Dataset rows about figures

————

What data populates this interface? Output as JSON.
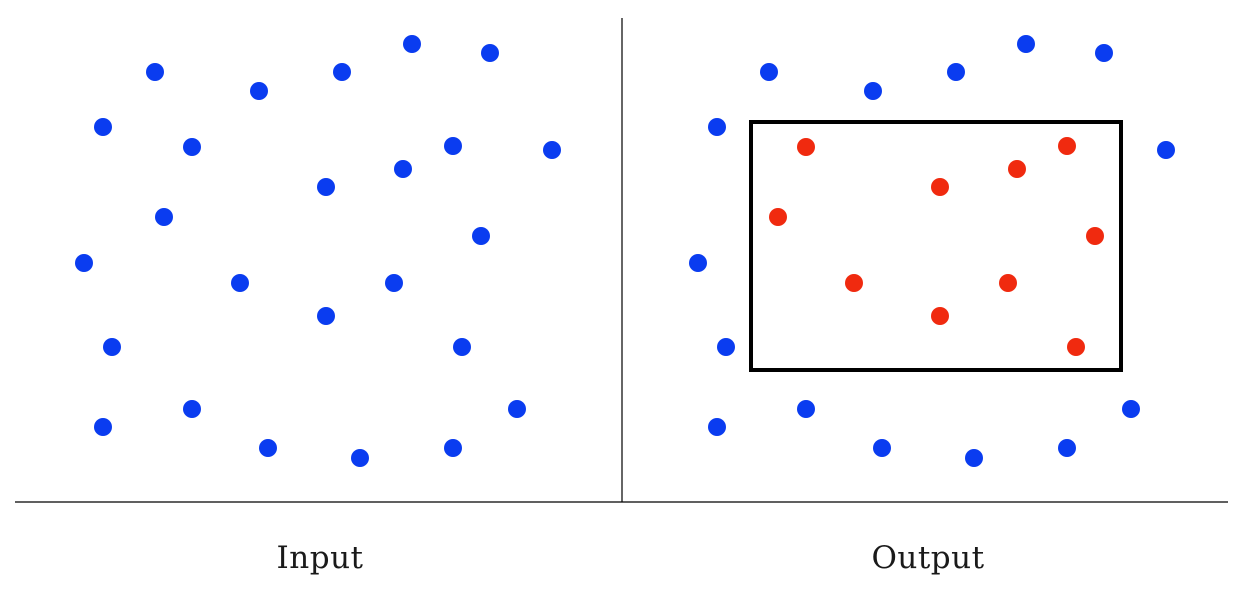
{
  "captions": {
    "input": "Input",
    "output": "Output"
  },
  "colors": {
    "outside_point": "#0a3cf0",
    "inside_point": "#f02a0f",
    "rectangle": "#000000",
    "divider": "#000000"
  },
  "points": [
    [
      155,
      72
    ],
    [
      259,
      91
    ],
    [
      342,
      72
    ],
    [
      412,
      44
    ],
    [
      490,
      53
    ],
    [
      103,
      127
    ],
    [
      192,
      147
    ],
    [
      326,
      187
    ],
    [
      403,
      169
    ],
    [
      453,
      146
    ],
    [
      552,
      150
    ],
    [
      164,
      217
    ],
    [
      481,
      236
    ],
    [
      84,
      263
    ],
    [
      240,
      283
    ],
    [
      394,
      283
    ],
    [
      326,
      316
    ],
    [
      112,
      347
    ],
    [
      462,
      347
    ],
    [
      103,
      427
    ],
    [
      192,
      409
    ],
    [
      268,
      448
    ],
    [
      360,
      458
    ],
    [
      453,
      448
    ],
    [
      517,
      409
    ]
  ],
  "output_selection": {
    "x_range": [
      137,
      507
    ],
    "y_range": [
      122,
      370
    ],
    "inside_color_name": "red",
    "outside_color_name": "blue"
  }
}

————

:: Request ::
Transcribe the records verbatim and omit the images.

:: Result of this task ::
What data populates this interface? Output as JSON.
{
  "captions": {
    "input": "Input",
    "output": "Output"
  },
  "colors": {
    "outside_point": "#0a3cf0",
    "inside_point": "#f02a0f",
    "rectangle": "#000000",
    "divider": "#000000"
  },
  "points": [
    [
      155,
      72
    ],
    [
      259,
      91
    ],
    [
      342,
      72
    ],
    [
      412,
      44
    ],
    [
      490,
      53
    ],
    [
      103,
      127
    ],
    [
      192,
      147
    ],
    [
      326,
      187
    ],
    [
      403,
      169
    ],
    [
      453,
      146
    ],
    [
      552,
      150
    ],
    [
      164,
      217
    ],
    [
      481,
      236
    ],
    [
      84,
      263
    ],
    [
      240,
      283
    ],
    [
      394,
      283
    ],
    [
      326,
      316
    ],
    [
      112,
      347
    ],
    [
      462,
      347
    ],
    [
      103,
      427
    ],
    [
      192,
      409
    ],
    [
      268,
      448
    ],
    [
      360,
      458
    ],
    [
      453,
      448
    ],
    [
      517,
      409
    ]
  ],
  "output_selection": {
    "x_range": [
      137,
      507
    ],
    "y_range": [
      122,
      370
    ],
    "inside_color_name": "red",
    "outside_color_name": "blue"
  }
}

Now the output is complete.